YOUR TASK: Tally the lines that include "DCENT". Output the number only.

PROVIDED RECORDS:
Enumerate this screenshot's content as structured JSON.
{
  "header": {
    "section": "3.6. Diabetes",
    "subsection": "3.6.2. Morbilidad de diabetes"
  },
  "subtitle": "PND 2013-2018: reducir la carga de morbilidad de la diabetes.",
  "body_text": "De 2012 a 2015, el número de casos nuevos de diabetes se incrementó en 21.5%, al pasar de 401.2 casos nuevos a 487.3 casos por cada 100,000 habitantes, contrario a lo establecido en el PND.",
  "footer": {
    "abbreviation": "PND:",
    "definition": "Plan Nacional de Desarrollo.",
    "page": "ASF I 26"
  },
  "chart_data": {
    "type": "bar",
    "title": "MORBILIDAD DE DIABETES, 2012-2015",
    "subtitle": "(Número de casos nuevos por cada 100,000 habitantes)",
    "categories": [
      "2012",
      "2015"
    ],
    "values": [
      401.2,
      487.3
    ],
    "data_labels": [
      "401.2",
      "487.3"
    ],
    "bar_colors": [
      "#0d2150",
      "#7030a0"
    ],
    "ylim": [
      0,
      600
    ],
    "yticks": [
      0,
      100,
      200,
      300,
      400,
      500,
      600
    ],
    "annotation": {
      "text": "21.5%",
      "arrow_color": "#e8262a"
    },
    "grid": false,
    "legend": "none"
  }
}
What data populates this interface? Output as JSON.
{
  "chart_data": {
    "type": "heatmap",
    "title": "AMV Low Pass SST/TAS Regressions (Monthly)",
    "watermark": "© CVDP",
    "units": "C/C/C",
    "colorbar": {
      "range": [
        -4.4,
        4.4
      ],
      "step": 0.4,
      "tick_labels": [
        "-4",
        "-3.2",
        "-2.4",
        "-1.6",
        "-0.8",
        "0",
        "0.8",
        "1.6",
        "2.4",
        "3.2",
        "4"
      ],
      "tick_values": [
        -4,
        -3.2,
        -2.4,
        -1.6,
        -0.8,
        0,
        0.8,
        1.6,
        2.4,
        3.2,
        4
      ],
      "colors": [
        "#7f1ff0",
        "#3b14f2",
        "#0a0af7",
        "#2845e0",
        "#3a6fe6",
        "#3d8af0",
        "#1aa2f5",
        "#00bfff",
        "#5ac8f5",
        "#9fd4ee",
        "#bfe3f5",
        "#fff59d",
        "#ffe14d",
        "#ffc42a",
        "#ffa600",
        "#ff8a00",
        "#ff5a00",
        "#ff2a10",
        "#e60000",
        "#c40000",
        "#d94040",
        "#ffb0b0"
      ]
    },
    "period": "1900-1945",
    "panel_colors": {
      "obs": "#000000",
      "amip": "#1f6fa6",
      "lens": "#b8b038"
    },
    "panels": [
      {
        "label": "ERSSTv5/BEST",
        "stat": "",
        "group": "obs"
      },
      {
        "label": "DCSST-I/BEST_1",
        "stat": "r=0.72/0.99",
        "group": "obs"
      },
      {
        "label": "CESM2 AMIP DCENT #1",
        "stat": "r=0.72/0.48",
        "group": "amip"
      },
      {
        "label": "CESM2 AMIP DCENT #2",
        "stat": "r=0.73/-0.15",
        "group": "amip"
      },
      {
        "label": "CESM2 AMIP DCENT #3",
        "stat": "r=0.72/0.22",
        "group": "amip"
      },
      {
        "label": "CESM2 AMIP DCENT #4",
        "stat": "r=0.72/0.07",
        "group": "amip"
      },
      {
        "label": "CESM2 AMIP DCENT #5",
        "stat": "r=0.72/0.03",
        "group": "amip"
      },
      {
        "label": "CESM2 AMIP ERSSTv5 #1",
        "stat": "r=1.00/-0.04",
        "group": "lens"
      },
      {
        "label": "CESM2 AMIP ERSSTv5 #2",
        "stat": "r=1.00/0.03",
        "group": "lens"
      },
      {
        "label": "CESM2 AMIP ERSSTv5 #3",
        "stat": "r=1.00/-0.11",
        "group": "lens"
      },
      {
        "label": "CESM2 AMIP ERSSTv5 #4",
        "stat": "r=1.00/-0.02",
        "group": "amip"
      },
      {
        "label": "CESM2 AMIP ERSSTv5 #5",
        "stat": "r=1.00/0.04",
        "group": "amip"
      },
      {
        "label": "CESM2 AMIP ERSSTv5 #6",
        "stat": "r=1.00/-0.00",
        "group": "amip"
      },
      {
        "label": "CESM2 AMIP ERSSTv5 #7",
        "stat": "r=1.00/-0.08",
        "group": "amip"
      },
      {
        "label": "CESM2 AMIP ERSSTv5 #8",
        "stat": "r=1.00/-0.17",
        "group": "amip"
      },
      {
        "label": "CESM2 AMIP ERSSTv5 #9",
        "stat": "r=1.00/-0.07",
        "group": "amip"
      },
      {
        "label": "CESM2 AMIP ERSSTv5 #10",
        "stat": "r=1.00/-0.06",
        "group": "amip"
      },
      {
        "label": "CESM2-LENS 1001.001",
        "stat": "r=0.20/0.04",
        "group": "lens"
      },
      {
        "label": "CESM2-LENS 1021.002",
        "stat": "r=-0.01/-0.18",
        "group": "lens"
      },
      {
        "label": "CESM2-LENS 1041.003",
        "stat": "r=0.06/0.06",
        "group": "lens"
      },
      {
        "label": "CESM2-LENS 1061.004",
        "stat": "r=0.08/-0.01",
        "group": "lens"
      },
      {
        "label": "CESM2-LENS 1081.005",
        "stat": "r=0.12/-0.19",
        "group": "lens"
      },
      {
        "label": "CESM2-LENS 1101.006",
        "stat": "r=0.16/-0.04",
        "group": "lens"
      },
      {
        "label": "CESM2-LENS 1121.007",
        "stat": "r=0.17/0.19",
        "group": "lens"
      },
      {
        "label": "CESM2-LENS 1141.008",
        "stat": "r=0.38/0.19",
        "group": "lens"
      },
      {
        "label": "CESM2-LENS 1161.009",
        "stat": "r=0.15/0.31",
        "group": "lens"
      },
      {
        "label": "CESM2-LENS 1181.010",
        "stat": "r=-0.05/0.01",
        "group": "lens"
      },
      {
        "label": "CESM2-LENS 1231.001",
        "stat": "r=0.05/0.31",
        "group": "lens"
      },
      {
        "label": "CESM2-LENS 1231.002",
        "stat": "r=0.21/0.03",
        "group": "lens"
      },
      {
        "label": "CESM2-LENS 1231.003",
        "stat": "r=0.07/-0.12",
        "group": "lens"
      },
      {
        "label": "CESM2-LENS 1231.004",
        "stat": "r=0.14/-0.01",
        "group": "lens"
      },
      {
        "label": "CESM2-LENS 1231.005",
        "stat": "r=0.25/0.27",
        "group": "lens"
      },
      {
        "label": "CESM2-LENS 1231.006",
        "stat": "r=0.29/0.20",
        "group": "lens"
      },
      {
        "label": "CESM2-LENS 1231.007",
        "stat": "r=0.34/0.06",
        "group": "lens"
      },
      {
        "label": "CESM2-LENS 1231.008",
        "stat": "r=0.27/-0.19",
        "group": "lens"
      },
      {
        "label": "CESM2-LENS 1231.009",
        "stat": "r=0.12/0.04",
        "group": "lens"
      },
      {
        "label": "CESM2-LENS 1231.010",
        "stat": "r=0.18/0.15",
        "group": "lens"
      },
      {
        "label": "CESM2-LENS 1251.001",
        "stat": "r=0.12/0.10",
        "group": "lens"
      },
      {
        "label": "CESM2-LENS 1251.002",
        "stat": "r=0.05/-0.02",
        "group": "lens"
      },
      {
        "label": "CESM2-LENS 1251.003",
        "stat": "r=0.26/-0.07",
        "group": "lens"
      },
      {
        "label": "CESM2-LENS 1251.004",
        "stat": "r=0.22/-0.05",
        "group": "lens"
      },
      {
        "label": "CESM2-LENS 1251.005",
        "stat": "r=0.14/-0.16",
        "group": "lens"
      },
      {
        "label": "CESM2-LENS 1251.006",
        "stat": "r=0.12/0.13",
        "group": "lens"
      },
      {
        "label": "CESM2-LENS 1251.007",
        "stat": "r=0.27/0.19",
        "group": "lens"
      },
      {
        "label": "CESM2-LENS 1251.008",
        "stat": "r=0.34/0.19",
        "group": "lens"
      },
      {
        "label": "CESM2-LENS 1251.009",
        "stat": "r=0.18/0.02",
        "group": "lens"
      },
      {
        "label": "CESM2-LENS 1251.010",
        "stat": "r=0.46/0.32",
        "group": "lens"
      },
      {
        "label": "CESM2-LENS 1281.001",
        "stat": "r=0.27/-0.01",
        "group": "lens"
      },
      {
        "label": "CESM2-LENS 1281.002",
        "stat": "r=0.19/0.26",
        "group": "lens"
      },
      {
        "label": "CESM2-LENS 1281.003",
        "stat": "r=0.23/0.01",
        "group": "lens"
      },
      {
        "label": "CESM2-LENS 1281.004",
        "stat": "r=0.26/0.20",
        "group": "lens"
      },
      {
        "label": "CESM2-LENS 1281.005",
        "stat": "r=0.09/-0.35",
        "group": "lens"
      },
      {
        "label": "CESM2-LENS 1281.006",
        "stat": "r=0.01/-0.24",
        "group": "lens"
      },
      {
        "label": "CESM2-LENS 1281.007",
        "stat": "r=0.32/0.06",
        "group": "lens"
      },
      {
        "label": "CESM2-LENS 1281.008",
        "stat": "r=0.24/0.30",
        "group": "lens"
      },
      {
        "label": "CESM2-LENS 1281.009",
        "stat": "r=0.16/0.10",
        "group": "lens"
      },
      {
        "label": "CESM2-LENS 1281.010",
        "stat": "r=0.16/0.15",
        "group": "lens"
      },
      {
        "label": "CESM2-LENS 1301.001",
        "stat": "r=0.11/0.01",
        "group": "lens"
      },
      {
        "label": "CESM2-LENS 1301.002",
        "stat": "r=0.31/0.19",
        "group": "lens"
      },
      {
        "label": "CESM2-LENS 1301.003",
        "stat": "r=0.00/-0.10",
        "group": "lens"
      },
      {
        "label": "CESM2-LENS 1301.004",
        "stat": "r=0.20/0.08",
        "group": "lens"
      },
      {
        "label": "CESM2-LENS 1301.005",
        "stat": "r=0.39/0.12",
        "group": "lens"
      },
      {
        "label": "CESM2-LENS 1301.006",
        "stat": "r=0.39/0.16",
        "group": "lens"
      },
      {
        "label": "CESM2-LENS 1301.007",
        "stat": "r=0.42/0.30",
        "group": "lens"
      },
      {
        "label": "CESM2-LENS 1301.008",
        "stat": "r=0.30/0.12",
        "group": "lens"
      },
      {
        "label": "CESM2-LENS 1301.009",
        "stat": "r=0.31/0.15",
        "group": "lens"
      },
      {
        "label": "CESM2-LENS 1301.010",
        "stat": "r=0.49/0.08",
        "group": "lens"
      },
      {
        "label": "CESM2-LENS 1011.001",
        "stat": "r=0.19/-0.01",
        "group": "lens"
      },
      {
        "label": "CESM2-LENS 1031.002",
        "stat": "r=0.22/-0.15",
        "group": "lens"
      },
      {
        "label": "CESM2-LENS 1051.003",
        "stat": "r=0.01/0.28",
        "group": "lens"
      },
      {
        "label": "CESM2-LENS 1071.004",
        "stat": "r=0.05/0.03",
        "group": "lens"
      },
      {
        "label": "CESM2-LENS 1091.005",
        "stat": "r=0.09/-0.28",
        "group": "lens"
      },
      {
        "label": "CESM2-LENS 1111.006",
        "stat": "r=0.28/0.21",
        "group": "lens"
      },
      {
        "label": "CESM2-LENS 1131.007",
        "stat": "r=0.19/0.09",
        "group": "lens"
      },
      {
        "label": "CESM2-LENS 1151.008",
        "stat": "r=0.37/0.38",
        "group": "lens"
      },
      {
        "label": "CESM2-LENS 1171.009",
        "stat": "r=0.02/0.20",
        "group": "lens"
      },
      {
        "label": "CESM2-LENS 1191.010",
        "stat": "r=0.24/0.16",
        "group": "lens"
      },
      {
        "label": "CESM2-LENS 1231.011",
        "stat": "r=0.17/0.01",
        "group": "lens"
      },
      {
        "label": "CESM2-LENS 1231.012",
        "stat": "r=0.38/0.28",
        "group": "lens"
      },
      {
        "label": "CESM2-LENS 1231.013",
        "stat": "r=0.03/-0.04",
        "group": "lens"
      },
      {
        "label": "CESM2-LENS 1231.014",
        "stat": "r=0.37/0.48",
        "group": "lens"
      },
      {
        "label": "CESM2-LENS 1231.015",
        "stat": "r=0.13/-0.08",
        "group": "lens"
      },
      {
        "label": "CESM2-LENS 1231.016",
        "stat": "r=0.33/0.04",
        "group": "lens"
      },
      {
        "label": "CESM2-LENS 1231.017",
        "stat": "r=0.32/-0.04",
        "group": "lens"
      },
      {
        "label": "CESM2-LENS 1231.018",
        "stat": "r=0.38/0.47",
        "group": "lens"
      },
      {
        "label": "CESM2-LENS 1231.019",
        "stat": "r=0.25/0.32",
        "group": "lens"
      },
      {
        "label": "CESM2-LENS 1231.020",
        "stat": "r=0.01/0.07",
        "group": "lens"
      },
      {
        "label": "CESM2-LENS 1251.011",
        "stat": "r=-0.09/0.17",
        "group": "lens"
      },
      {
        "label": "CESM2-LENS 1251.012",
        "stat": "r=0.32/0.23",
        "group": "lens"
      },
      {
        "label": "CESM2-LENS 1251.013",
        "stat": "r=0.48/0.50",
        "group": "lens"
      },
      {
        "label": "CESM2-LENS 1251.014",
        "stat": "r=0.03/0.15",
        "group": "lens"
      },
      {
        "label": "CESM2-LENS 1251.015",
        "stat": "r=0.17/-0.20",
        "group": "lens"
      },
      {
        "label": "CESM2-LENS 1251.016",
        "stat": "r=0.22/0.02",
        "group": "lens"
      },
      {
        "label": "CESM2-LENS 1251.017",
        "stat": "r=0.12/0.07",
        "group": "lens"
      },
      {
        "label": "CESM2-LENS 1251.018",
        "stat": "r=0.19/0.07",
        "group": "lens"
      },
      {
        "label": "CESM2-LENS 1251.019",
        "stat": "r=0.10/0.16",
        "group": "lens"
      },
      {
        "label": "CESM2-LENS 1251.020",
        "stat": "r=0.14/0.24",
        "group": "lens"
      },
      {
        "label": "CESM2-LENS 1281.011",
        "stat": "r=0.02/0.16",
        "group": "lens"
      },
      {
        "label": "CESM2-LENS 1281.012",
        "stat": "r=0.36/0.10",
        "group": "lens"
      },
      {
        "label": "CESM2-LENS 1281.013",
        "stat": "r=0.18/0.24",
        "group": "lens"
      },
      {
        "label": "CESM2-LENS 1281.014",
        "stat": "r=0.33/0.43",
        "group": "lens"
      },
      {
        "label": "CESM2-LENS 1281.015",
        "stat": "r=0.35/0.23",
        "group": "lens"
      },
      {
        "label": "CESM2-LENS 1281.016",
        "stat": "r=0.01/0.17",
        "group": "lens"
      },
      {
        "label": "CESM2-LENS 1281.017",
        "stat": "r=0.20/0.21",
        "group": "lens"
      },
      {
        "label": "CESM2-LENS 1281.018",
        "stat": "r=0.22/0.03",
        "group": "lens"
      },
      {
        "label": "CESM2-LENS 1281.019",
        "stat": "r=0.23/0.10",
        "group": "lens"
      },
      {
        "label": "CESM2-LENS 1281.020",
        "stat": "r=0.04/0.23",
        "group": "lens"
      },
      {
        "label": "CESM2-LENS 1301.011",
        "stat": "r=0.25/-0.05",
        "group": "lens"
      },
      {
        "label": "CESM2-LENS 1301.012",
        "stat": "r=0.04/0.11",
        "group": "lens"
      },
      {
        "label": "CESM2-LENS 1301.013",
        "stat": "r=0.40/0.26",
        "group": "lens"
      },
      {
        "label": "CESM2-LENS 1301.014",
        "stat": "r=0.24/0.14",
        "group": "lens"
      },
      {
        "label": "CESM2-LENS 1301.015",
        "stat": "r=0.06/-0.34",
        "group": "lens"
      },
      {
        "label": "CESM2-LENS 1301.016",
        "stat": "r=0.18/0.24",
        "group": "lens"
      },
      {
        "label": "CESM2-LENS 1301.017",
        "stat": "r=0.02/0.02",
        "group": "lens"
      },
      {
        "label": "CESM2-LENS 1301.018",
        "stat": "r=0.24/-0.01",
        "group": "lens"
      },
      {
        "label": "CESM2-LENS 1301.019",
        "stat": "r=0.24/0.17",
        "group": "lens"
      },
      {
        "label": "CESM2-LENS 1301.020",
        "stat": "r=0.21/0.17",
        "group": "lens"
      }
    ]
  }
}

RESULT OF THIS EXERCISE: 5